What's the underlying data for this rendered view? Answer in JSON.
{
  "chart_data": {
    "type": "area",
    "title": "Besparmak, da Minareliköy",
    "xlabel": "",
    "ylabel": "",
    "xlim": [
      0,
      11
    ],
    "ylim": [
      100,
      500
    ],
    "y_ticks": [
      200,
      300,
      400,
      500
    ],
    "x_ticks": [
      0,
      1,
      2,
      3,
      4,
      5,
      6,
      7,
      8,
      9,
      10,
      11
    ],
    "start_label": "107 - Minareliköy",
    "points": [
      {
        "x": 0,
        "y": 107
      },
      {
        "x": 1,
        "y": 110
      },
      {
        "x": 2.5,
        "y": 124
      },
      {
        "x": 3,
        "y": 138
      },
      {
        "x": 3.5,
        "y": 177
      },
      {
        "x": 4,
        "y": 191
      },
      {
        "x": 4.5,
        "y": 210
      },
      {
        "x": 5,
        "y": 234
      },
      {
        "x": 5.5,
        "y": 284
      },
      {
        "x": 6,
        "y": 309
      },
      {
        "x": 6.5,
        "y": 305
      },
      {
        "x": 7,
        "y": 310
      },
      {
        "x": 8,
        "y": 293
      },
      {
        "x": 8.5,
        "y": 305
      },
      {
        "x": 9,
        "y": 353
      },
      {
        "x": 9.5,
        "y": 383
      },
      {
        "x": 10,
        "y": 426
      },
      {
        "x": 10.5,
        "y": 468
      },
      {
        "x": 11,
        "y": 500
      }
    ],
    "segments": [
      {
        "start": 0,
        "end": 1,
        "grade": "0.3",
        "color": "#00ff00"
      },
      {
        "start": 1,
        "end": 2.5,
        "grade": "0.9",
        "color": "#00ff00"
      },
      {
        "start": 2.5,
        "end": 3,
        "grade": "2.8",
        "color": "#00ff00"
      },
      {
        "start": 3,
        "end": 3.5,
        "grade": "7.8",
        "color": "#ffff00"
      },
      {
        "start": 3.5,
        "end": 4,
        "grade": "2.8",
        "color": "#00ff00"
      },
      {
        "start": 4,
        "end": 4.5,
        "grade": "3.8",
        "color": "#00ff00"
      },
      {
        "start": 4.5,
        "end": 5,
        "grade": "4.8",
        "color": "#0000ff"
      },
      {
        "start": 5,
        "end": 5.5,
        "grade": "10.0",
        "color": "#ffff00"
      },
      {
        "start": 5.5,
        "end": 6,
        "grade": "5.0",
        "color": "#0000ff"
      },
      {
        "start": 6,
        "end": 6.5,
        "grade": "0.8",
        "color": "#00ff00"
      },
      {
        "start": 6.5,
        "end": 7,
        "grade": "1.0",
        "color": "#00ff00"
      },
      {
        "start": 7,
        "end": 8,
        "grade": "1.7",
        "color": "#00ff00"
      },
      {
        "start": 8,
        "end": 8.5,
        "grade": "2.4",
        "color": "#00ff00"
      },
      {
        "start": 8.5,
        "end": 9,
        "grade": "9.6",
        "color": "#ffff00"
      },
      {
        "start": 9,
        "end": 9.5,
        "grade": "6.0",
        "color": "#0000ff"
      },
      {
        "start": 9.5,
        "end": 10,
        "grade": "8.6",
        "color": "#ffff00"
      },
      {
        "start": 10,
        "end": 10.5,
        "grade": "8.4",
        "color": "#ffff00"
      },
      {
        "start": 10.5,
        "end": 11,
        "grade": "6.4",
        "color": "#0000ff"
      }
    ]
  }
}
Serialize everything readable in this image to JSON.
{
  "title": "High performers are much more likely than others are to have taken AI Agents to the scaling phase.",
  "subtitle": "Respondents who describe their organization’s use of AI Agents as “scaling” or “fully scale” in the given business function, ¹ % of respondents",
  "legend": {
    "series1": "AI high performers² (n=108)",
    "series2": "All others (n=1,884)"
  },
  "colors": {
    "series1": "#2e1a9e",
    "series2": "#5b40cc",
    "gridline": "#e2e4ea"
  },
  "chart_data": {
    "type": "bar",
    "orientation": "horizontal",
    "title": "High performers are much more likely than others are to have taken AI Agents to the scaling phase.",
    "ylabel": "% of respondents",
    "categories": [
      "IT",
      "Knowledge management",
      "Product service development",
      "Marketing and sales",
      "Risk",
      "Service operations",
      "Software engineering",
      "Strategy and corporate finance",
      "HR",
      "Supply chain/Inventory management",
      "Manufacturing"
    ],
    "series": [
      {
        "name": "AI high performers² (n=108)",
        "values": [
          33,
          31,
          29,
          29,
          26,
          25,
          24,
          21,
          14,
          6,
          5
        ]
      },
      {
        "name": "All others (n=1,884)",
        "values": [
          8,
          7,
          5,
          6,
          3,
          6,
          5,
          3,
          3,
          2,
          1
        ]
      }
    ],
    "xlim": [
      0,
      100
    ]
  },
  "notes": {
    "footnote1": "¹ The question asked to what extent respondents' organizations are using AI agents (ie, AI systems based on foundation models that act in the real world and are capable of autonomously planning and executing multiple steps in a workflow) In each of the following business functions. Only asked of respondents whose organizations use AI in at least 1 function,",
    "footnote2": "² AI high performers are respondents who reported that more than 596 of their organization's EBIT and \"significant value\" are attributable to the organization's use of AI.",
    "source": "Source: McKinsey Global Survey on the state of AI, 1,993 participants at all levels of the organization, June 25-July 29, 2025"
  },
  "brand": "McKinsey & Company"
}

--------------------------------

Scan the lines for the string "JSON". Pick out every line that has it.

▶ **TASK SOLUTION**
What's the underlying data for this rendered view? Answer in JSON.
Serialize everything readable in this image to JSON.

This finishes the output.